◆ **Stated goal**: Your task is to tally the lines of the listing containing the word "button" and report the figure alone.

# START OF Materials provided

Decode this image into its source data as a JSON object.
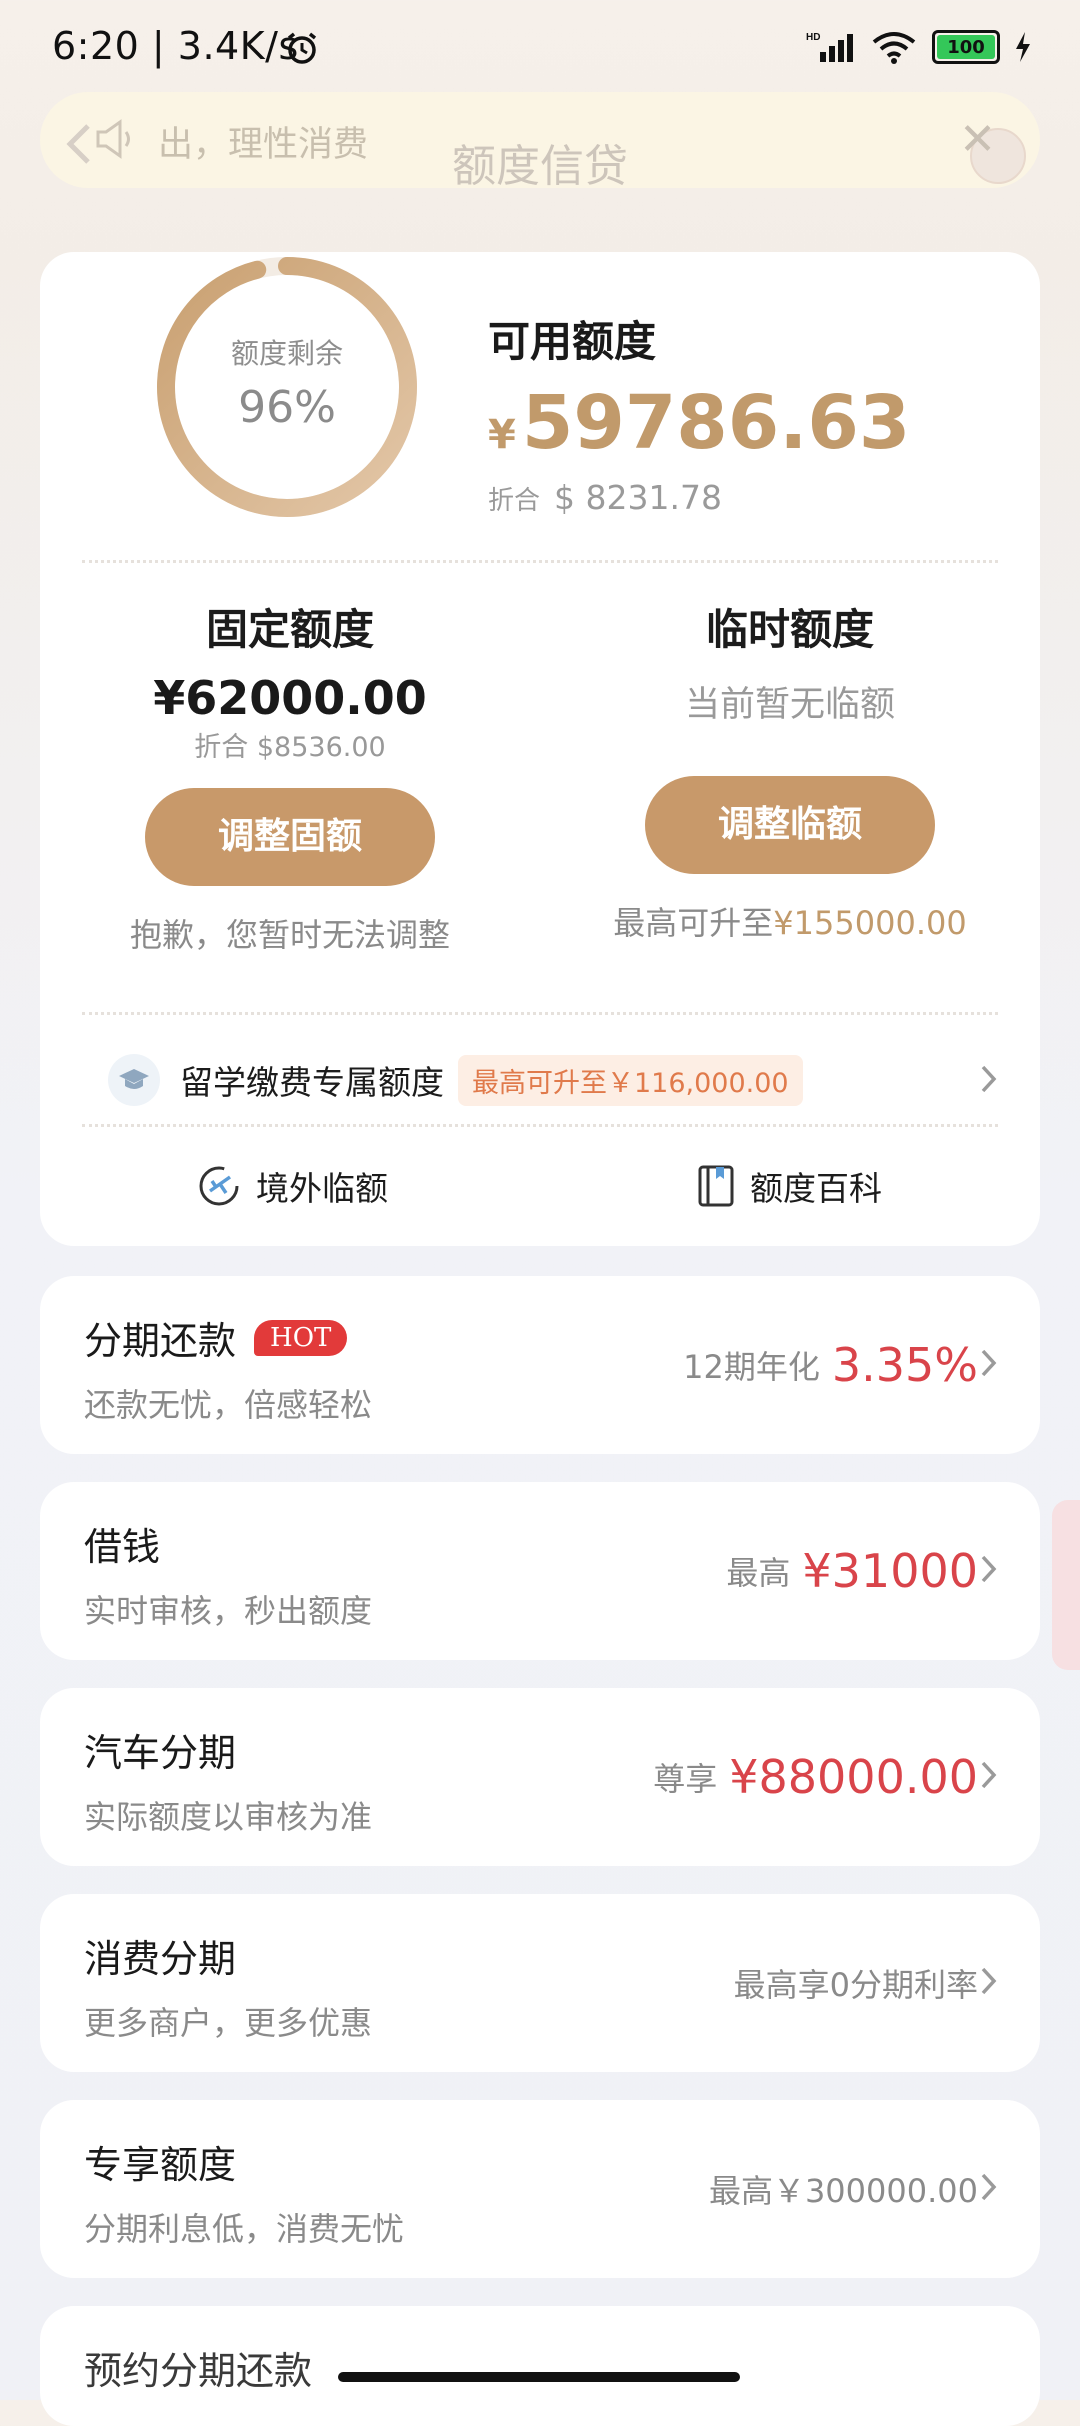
{
  "status_bar": {
    "time": "6:20 | 3.4K/s",
    "battery": "100"
  },
  "header": {
    "notice": "出，理性消费",
    "title": "额度信贷"
  },
  "summary": {
    "ring_label": "额度剩余",
    "ring_percent": "96%",
    "remaining_fraction": 0.96,
    "available_label": "可用额度",
    "currency_symbol": "¥",
    "available_amount": "59786.63",
    "conversion_prefix": "折合",
    "conversion_value": "$ 8231.78"
  },
  "fixed_limit": {
    "title": "固定额度",
    "amount": "¥62000.00",
    "conversion": "折合 $8536.00",
    "button": "调整固额",
    "note": "抱歉，您暂时无法调整"
  },
  "temp_limit": {
    "title": "临时额度",
    "status": "当前暂无临额",
    "button": "调整临额",
    "note_prefix": "最高可升至",
    "note_value": "¥155000.00"
  },
  "study_abroad": {
    "label": "留学缴费专属额度",
    "badge": "最高可升至￥116,000.00"
  },
  "links": {
    "overseas": "境外临额",
    "encyclopedia": "额度百科"
  },
  "items": [
    {
      "title": "分期还款",
      "badge": "HOT",
      "subtitle": "还款无忧，倍感轻松",
      "right_prefix": "12期年化",
      "right_value": "3.35%"
    },
    {
      "title": "借钱",
      "subtitle": "实时审核，秒出额度",
      "right_prefix": "最高",
      "right_value": "¥31000"
    },
    {
      "title": "汽车分期",
      "subtitle": "实际额度以审核为准",
      "right_prefix": "尊享",
      "right_value": "¥88000.00"
    },
    {
      "title": "消费分期",
      "subtitle": "更多商户，更多优惠",
      "right_text": "最高享0分期利率"
    },
    {
      "title": "专享额度",
      "subtitle": "分期利息低，消费无忧",
      "right_text": "最高￥300000.00"
    },
    {
      "title": "预约分期还款"
    }
  ],
  "colors": {
    "gold": "#c19a6b",
    "button": "#c8996a",
    "red": "#d9444a",
    "ring_start": "#e3c7a8",
    "ring_end": "#c9a071"
  }
}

# END OF Materials provided

◆ **Solution**: 3